» **Problem statement**
Copy out every line of the material verbatim, from the line containing "Patent image size: (1008, 1114)." to the line containing "The internal electrode layer", both of those lines included.

» **Record excerpts**
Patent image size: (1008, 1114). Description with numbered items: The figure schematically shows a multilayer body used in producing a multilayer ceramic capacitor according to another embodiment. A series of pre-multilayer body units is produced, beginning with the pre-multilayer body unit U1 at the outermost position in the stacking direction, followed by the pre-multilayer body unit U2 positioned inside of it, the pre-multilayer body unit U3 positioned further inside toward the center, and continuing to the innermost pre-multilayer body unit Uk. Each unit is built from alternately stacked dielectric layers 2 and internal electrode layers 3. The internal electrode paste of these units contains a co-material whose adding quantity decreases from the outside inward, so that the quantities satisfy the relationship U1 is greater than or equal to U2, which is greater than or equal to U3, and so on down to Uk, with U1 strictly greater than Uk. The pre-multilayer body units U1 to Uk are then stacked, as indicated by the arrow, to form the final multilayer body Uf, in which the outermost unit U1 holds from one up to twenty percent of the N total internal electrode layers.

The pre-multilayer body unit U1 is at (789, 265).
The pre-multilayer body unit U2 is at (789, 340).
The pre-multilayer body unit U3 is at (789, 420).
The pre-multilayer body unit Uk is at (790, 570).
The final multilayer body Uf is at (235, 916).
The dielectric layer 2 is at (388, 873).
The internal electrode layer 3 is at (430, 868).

---

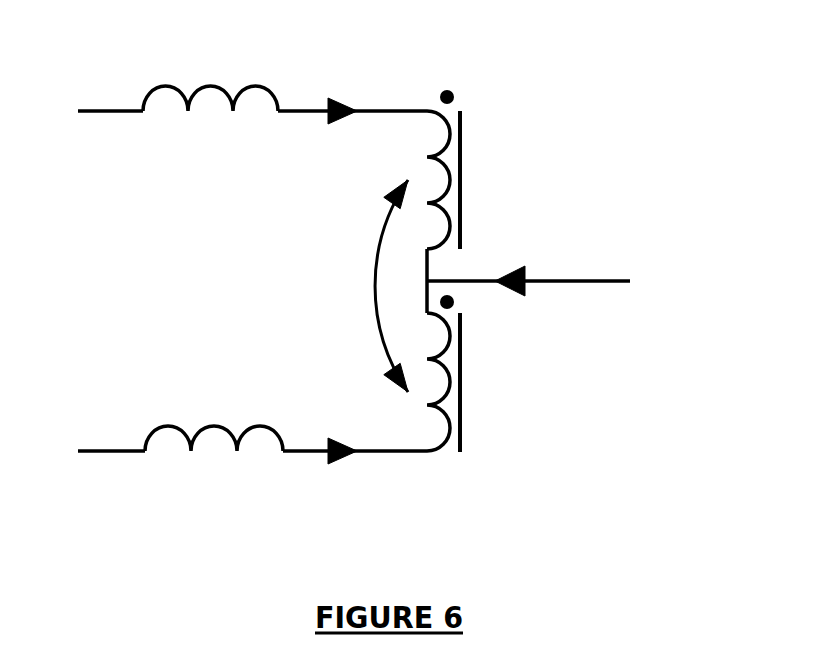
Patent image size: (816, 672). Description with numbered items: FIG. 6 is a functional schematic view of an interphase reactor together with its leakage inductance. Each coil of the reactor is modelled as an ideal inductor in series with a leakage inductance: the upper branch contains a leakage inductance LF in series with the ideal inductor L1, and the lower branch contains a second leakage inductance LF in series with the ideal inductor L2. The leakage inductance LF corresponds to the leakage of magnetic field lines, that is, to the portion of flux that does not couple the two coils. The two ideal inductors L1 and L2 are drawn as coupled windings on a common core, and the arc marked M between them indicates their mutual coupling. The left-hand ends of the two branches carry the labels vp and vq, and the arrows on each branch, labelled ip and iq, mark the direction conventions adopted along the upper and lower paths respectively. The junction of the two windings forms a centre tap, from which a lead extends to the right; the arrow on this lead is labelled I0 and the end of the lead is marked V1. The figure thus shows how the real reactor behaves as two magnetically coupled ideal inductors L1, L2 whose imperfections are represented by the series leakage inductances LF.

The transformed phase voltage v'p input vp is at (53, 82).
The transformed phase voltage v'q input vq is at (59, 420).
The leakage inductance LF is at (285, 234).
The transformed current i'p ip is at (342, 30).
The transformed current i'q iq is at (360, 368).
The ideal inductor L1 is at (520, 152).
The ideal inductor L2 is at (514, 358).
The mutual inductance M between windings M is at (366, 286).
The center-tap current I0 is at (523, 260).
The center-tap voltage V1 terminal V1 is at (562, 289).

» **Completed task**
Patent image size: (1008, 1114). Description with numbered items: The figure schematically shows a multilayer body used in producing a multilayer ceramic capacitor according to another embodiment. A series of pre-multilayer body units is produced, beginning with the pre-multilayer body unit U1 at the outermost position in the stacking direction, followed by the pre-multilayer body unit U2 positioned inside of it, the pre-multilayer body unit U3 positioned further inside toward the center, and continuing to the innermost pre-multilayer body unit Uk. Each unit is built from alternately stacked dielectric layers 2 and internal electrode layers 3. The internal electrode paste of these units contains a co-material whose adding quantity decreases from the outside inward, so that the quantities satisfy the relationship U1 is greater than or equal to U2, which is greater than or equal to U3, and so on down to Uk, with U1 strictly greater than Uk. The pre-multilayer body units U1 to Uk are then stacked, as indicated by the arrow, to form the final multilayer body Uf, in which the outermost unit U1 holds from one up to twenty percent of the N total internal electrode layers.

The pre-multilayer body unit U1 is at (789, 265).
The pre-multilayer body unit U2 is at (789, 340).
The pre-multilayer body unit U3 is at (789, 420).
The pre-multilayer body unit Uk is at (790, 570).
The final multilayer body Uf is at (235, 916).
The dielectric layer 2 is at (388, 873).
The internal electrode layer 3 is at (430, 868).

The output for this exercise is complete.